====== Data ======

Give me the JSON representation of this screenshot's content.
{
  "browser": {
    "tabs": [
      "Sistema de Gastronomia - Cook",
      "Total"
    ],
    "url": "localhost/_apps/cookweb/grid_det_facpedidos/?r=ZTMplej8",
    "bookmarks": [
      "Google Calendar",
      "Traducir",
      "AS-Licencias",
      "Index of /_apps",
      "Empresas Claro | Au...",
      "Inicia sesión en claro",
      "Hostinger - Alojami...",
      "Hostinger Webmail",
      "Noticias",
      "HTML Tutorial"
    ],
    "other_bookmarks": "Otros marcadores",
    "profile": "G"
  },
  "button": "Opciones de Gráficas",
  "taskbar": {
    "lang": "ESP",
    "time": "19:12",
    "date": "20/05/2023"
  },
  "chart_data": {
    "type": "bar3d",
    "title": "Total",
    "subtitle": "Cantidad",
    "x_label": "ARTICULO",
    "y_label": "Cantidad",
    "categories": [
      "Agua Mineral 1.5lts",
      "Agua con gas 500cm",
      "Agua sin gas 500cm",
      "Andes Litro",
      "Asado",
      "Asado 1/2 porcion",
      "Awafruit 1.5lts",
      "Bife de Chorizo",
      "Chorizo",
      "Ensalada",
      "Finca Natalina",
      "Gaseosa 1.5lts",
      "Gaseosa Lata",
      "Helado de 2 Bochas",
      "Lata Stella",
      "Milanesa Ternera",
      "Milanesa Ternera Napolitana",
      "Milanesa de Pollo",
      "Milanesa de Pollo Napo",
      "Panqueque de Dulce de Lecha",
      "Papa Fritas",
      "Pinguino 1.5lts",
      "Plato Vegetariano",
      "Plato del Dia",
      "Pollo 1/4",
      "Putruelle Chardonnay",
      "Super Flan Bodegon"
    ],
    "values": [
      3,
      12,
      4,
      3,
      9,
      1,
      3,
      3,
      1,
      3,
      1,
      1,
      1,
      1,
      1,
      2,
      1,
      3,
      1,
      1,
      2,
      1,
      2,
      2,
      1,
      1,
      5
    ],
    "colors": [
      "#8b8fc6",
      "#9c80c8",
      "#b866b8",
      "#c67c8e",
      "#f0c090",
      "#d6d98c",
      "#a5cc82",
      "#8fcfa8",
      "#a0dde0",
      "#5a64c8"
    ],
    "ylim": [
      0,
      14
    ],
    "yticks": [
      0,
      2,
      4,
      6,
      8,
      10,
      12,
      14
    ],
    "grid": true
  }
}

======

* _Written request_: Restate every record exactly, leaving nothing out.

* _Task result_:
Give me the JSON representation of this screenshot's content.
{
  "browser": {
    "tabs": [
      "Sistema de Gastronomia - Cook",
      "Total"
    ],
    "url": "localhost/_apps/cookweb/grid_det_facpedidos/?r=ZTMplej8",
    "bookmarks": [
      "Google Calendar",
      "Traducir",
      "AS-Licencias",
      "Index of /_apps",
      "Empresas Claro | Au...",
      "Inicia sesión en claro",
      "Hostinger - Alojami...",
      "Hostinger Webmail",
      "Noticias",
      "HTML Tutorial"
    ],
    "other_bookmarks": "Otros marcadores",
    "profile": "G"
  },
  "button": "Opciones de Gráficas",
  "taskbar": {
    "lang": "ESP",
    "time": "19:12",
    "date": "20/05/2023"
  },
  "chart_data": {
    "type": "bar3d",
    "title": "Total",
    "subtitle": "Cantidad",
    "x_label": "ARTICULO",
    "y_label": "Cantidad",
    "categories": [
      "Agua Mineral 1.5lts",
      "Agua con gas 500cm",
      "Agua sin gas 500cm",
      "Andes Litro",
      "Asado",
      "Asado 1/2 porcion",
      "Awafruit 1.5lts",
      "Bife de Chorizo",
      "Chorizo",
      "Ensalada",
      "Finca Natalina",
      "Gaseosa 1.5lts",
      "Gaseosa Lata",
      "Helado de 2 Bochas",
      "Lata Stella",
      "Milanesa Ternera",
      "Milanesa Ternera Napolitana",
      "Milanesa de Pollo",
      "Milanesa de Pollo Napo",
      "Panqueque de Dulce de Lecha",
      "Papa Fritas",
      "Pinguino 1.5lts",
      "Plato Vegetariano",
      "Plato del Dia",
      "Pollo 1/4",
      "Putruelle Chardonnay",
      "Super Flan Bodegon"
    ],
    "values": [
      3,
      12,
      4,
      3,
      9,
      1,
      3,
      3,
      1,
      3,
      1,
      1,
      1,
      1,
      1,
      2,
      1,
      3,
      1,
      1,
      2,
      1,
      2,
      2,
      1,
      1,
      5
    ],
    "colors": [
      "#8b8fc6",
      "#9c80c8",
      "#b866b8",
      "#c67c8e",
      "#f0c090",
      "#d6d98c",
      "#a5cc82",
      "#8fcfa8",
      "#a0dde0",
      "#5a64c8"
    ],
    "ylim": [
      0,
      14
    ],
    "yticks": [
      0,
      2,
      4,
      6,
      8,
      10,
      12,
      14
    ],
    "grid": true
  }
}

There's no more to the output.